Records supplied:
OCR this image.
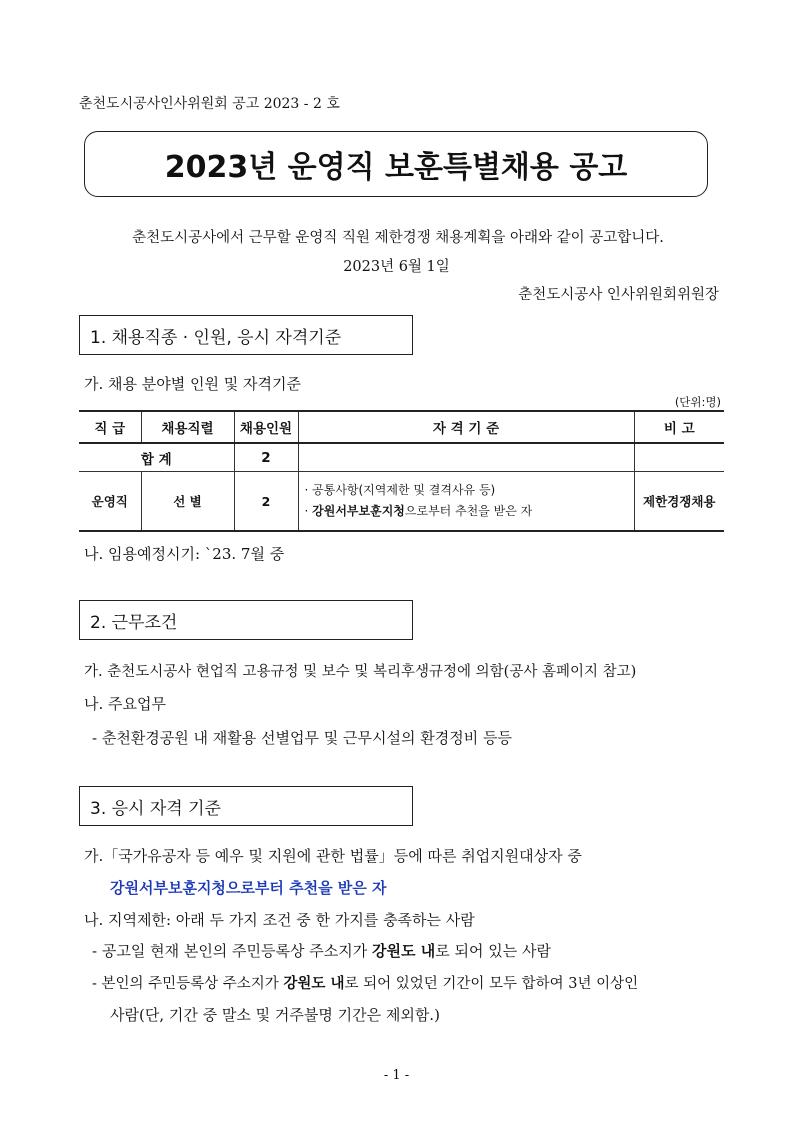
춘천도시공사인사위원회 공고 2023 - 2 호
2023년 운영직 보훈특별채용 공고
춘천도시공사에서 근무할 운영직 직원 제한경쟁 채용계획을 아래와 같이 공고합니다.
2023년 6월 1일
춘천도시공사 인사위원회위원장
1. 채용직종 · 인원, 응시 자격기준
가. 채용 분야별 인원 및 자격기준
(단위:명)
직 급	채용직렬	채용인원	자 격 기 준	비 고
합 계		2		
운영직	선 별	2	· 공통사항(지역제한 및 결격사유 등)
· 강원서부보훈지청으로부터 추천을 받은 자	제한경쟁채용
나. 임용예정시기: `23. 7월 중
2. 근무조건
가. 춘천도시공사 현업직 고용규정 및 보수 및 복리후생규정에 의함(공사 홈페이지 참고)
나. 주요업무
- 춘천환경공원 내 재활용 선별업무 및 근무시설의 환경정비 등등
3. 응시 자격 기준
가.「국가유공자 등 예우 및 지원에 관한 법률」등에 따른 취업지원대상자 중
강원서부보훈지청으로부터 추천을 받은 자
나. 지역제한: 아래 두 가지 조건 중 한 가지를 충족하는 사람
- 공고일 현재 본인의 주민등록상 주소지가 강원도 내로 되어 있는 사람
- 본인의 주민등록상 주소지가 강원도 내로 되어 있었던 기간이 모두 합하여 3년 이상인
사람(단, 기간 중 말소 및 거주불명 기간은 제외함.)
- 1 -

Brief:
Pick out the lines containing the string "주소지가" and show them.

Written response:
- 공고일 현재 본인의 주민등록상 주소지가 강원도 내로 되어 있는 사람
- 본인의 주민등록상 주소지가 강원도 내로 되어 있었던 기간이 모두 합하여 3년 이상인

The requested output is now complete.